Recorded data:
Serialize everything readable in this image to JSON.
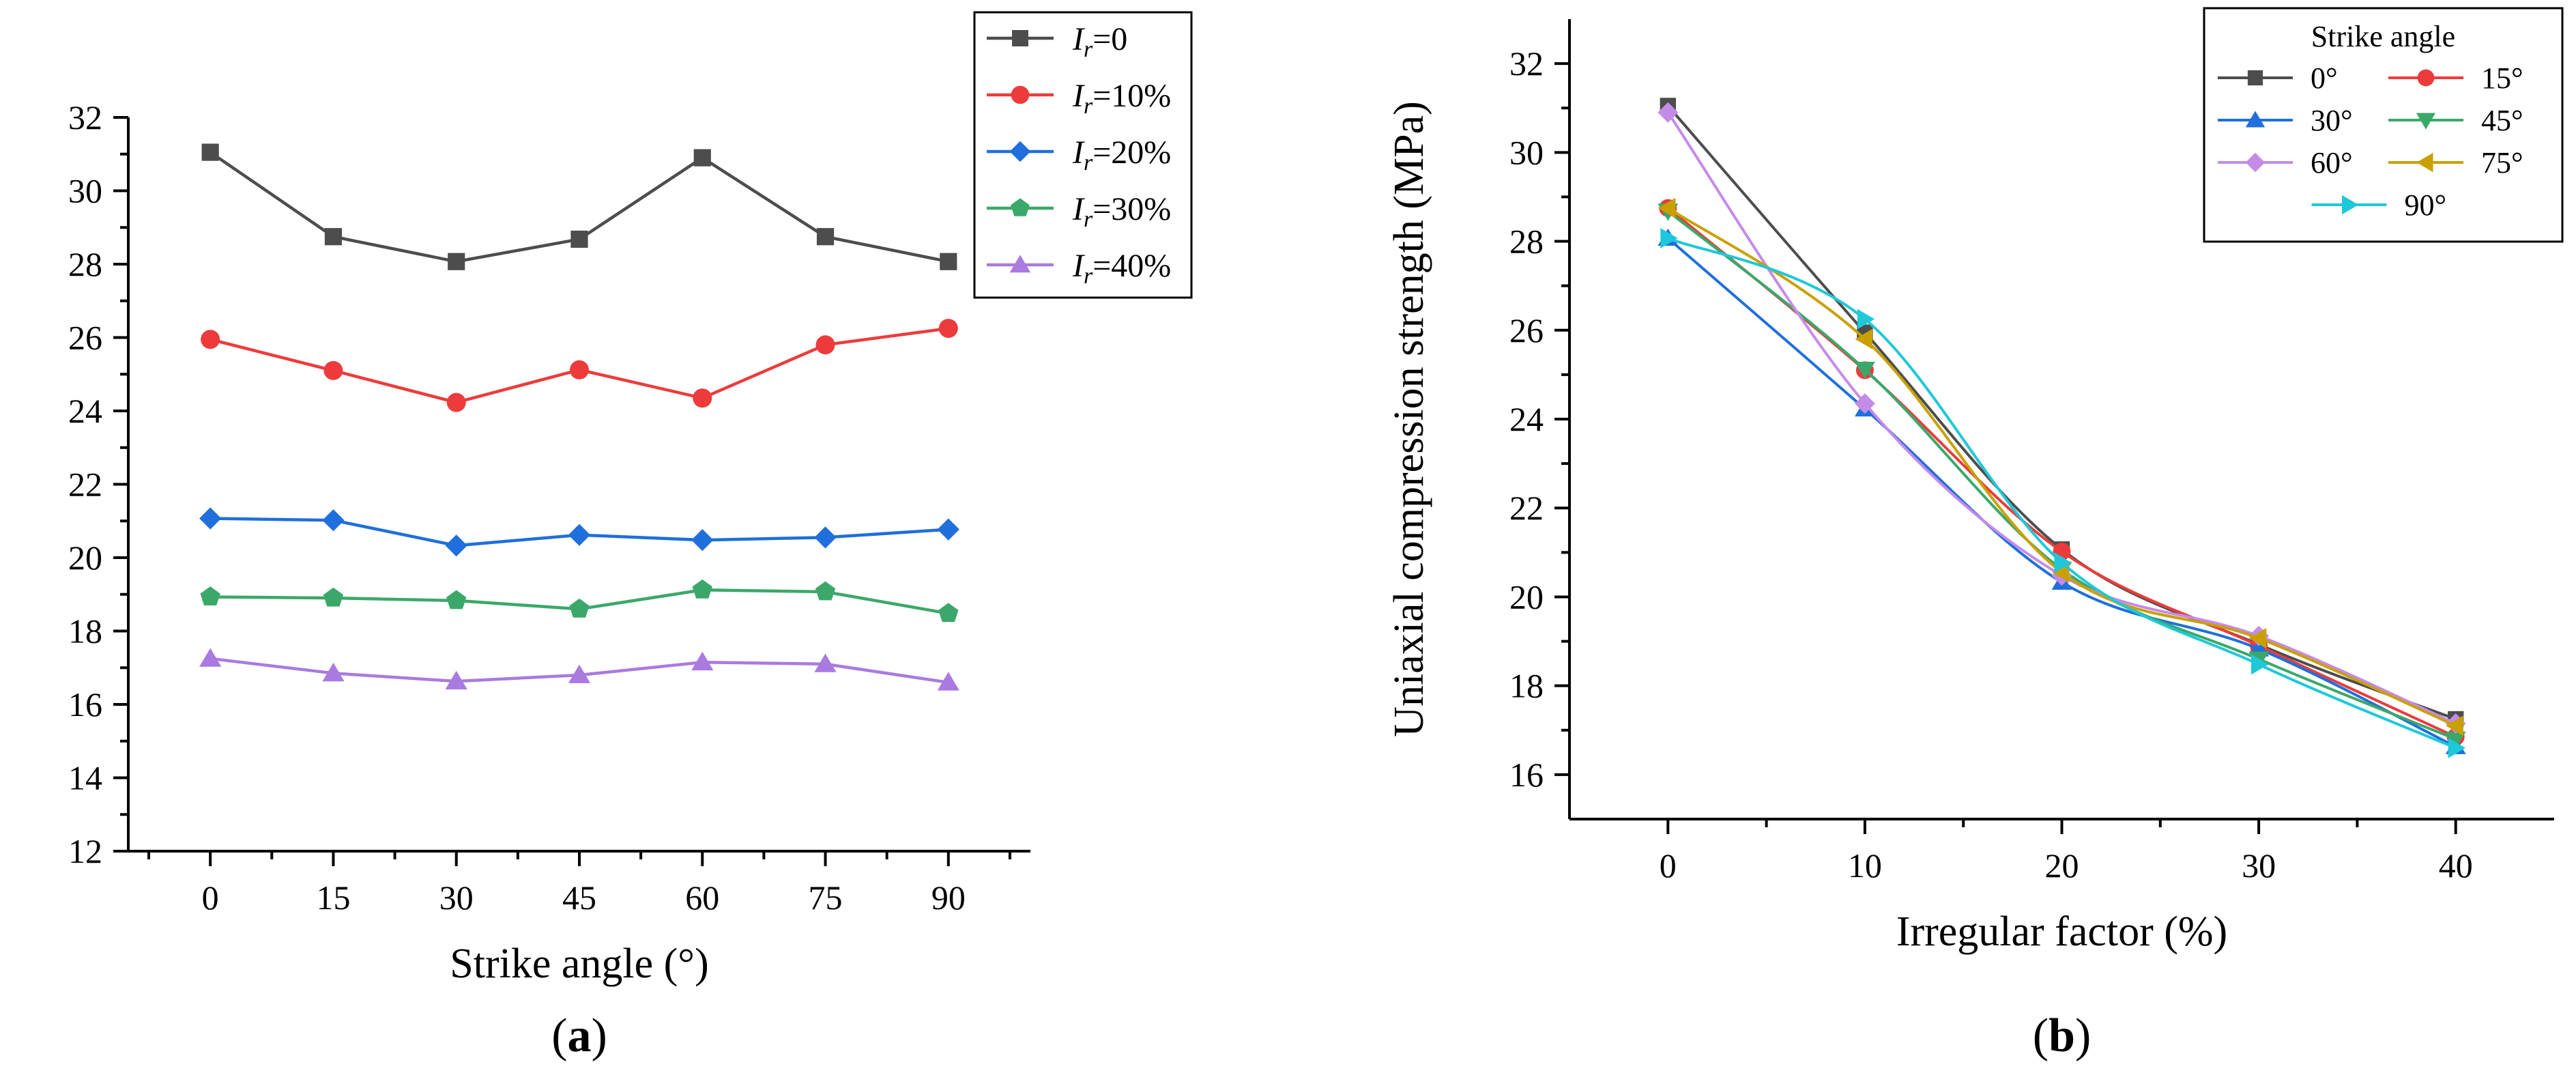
{
  "chart_data": [
    {
      "type": "line",
      "panel_label": "(a)",
      "xlabel": "Strike angle (°)",
      "ylabel": "Uniaxial compression strength (MPa)",
      "xlim": [
        -10,
        100
      ],
      "ylim": [
        12,
        32
      ],
      "xticks": [
        0,
        15,
        30,
        45,
        60,
        75,
        90
      ],
      "yticks": [
        12,
        14,
        16,
        18,
        20,
        22,
        24,
        26,
        28,
        30,
        32
      ],
      "legend_position": "top-right",
      "x": [
        0,
        15,
        30,
        45,
        60,
        75,
        90
      ],
      "series": [
        {
          "name_italic": "I",
          "name_sub": "r",
          "name_rest": "=0",
          "color": "#4d4d4d",
          "marker": "square",
          "values": [
            31.05,
            28.75,
            28.07,
            28.68,
            30.9,
            28.75,
            28.07
          ]
        },
        {
          "name_italic": "I",
          "name_sub": "r",
          "name_rest": "=10%",
          "color": "#ed3b3b",
          "marker": "circle",
          "values": [
            25.95,
            25.1,
            24.23,
            25.12,
            24.35,
            25.8,
            26.25
          ]
        },
        {
          "name_italic": "I",
          "name_sub": "r",
          "name_rest": "=20%",
          "color": "#1f6fdc",
          "marker": "diamond",
          "values": [
            21.07,
            21.02,
            20.33,
            20.62,
            20.48,
            20.55,
            20.77
          ]
        },
        {
          "name_italic": "I",
          "name_sub": "r",
          "name_rest": "=30%",
          "color": "#3ba86a",
          "marker": "pentagon",
          "values": [
            18.93,
            18.9,
            18.83,
            18.6,
            19.12,
            19.07,
            18.48
          ]
        },
        {
          "name_italic": "I",
          "name_sub": "r",
          "name_rest": "=40%",
          "color": "#a97ae0",
          "marker": "triangle",
          "values": [
            17.25,
            16.85,
            16.63,
            16.8,
            17.15,
            17.1,
            16.6
          ]
        }
      ]
    },
    {
      "type": "line",
      "panel_label": "(b)",
      "xlabel": "Irregular factor (%)",
      "ylabel": "Uniaxial compression strength (MPa)",
      "xlim": [
        -5,
        45
      ],
      "ylim": [
        15,
        33
      ],
      "xticks": [
        0,
        10,
        20,
        30,
        40
      ],
      "yticks": [
        16,
        18,
        20,
        22,
        24,
        26,
        28,
        30,
        32
      ],
      "legend_title": "Strike angle",
      "legend_position": "top-right",
      "x": [
        0,
        10,
        20,
        30,
        40
      ],
      "series": [
        {
          "name": "0°",
          "color": "#4d4d4d",
          "marker": "square",
          "values": [
            31.05,
            25.95,
            21.07,
            18.93,
            17.25
          ]
        },
        {
          "name": "15°",
          "color": "#ed3b3b",
          "marker": "circle",
          "values": [
            28.75,
            25.1,
            21.02,
            18.9,
            16.85
          ]
        },
        {
          "name": "30°",
          "color": "#1f6fdc",
          "marker": "triangle",
          "values": [
            28.07,
            24.23,
            20.33,
            18.83,
            16.63
          ]
        },
        {
          "name": "45°",
          "color": "#3ba86a",
          "marker": "triangle-down",
          "values": [
            28.68,
            25.12,
            20.62,
            18.6,
            16.8
          ]
        },
        {
          "name": "60°",
          "color": "#c58be8",
          "marker": "diamond",
          "values": [
            30.9,
            24.35,
            20.48,
            19.12,
            17.15
          ]
        },
        {
          "name": "75°",
          "color": "#c9a000",
          "marker": "triangle-left",
          "values": [
            28.75,
            25.8,
            20.55,
            19.07,
            17.1
          ]
        },
        {
          "name": "90°",
          "color": "#1ec8d8",
          "marker": "triangle-right",
          "values": [
            28.07,
            26.25,
            20.77,
            18.48,
            16.6
          ]
        }
      ]
    }
  ]
}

EXERCISE — Extract every line of the data exactly; pictures stay out.

SOLUTION —
Serialize everything readable in this image to JSON.
{
  "chart_data": [
    {
      "type": "line",
      "panel_label": "(a)",
      "xlabel": "Strike angle (°)",
      "ylabel": "Uniaxial compression strength (MPa)",
      "xlim": [
        -10,
        100
      ],
      "ylim": [
        12,
        32
      ],
      "xticks": [
        0,
        15,
        30,
        45,
        60,
        75,
        90
      ],
      "yticks": [
        12,
        14,
        16,
        18,
        20,
        22,
        24,
        26,
        28,
        30,
        32
      ],
      "legend_position": "top-right",
      "x": [
        0,
        15,
        30,
        45,
        60,
        75,
        90
      ],
      "series": [
        {
          "name_italic": "I",
          "name_sub": "r",
          "name_rest": "=0",
          "color": "#4d4d4d",
          "marker": "square",
          "values": [
            31.05,
            28.75,
            28.07,
            28.68,
            30.9,
            28.75,
            28.07
          ]
        },
        {
          "name_italic": "I",
          "name_sub": "r",
          "name_rest": "=10%",
          "color": "#ed3b3b",
          "marker": "circle",
          "values": [
            25.95,
            25.1,
            24.23,
            25.12,
            24.35,
            25.8,
            26.25
          ]
        },
        {
          "name_italic": "I",
          "name_sub": "r",
          "name_rest": "=20%",
          "color": "#1f6fdc",
          "marker": "diamond",
          "values": [
            21.07,
            21.02,
            20.33,
            20.62,
            20.48,
            20.55,
            20.77
          ]
        },
        {
          "name_italic": "I",
          "name_sub": "r",
          "name_rest": "=30%",
          "color": "#3ba86a",
          "marker": "pentagon",
          "values": [
            18.93,
            18.9,
            18.83,
            18.6,
            19.12,
            19.07,
            18.48
          ]
        },
        {
          "name_italic": "I",
          "name_sub": "r",
          "name_rest": "=40%",
          "color": "#a97ae0",
          "marker": "triangle",
          "values": [
            17.25,
            16.85,
            16.63,
            16.8,
            17.15,
            17.1,
            16.6
          ]
        }
      ]
    },
    {
      "type": "line",
      "panel_label": "(b)",
      "xlabel": "Irregular factor (%)",
      "ylabel": "Uniaxial compression strength (MPa)",
      "xlim": [
        -5,
        45
      ],
      "ylim": [
        15,
        33
      ],
      "xticks": [
        0,
        10,
        20,
        30,
        40
      ],
      "yticks": [
        16,
        18,
        20,
        22,
        24,
        26,
        28,
        30,
        32
      ],
      "legend_title": "Strike angle",
      "legend_position": "top-right",
      "x": [
        0,
        10,
        20,
        30,
        40
      ],
      "series": [
        {
          "name": "0°",
          "color": "#4d4d4d",
          "marker": "square",
          "values": [
            31.05,
            25.95,
            21.07,
            18.93,
            17.25
          ]
        },
        {
          "name": "15°",
          "color": "#ed3b3b",
          "marker": "circle",
          "values": [
            28.75,
            25.1,
            21.02,
            18.9,
            16.85
          ]
        },
        {
          "name": "30°",
          "color": "#1f6fdc",
          "marker": "triangle",
          "values": [
            28.07,
            24.23,
            20.33,
            18.83,
            16.63
          ]
        },
        {
          "name": "45°",
          "color": "#3ba86a",
          "marker": "triangle-down",
          "values": [
            28.68,
            25.12,
            20.62,
            18.6,
            16.8
          ]
        },
        {
          "name": "60°",
          "color": "#c58be8",
          "marker": "diamond",
          "values": [
            30.9,
            24.35,
            20.48,
            19.12,
            17.15
          ]
        },
        {
          "name": "75°",
          "color": "#c9a000",
          "marker": "triangle-left",
          "values": [
            28.75,
            25.8,
            20.55,
            19.07,
            17.1
          ]
        },
        {
          "name": "90°",
          "color": "#1ec8d8",
          "marker": "triangle-right",
          "values": [
            28.07,
            26.25,
            20.77,
            18.48,
            16.6
          ]
        }
      ]
    }
  ]
}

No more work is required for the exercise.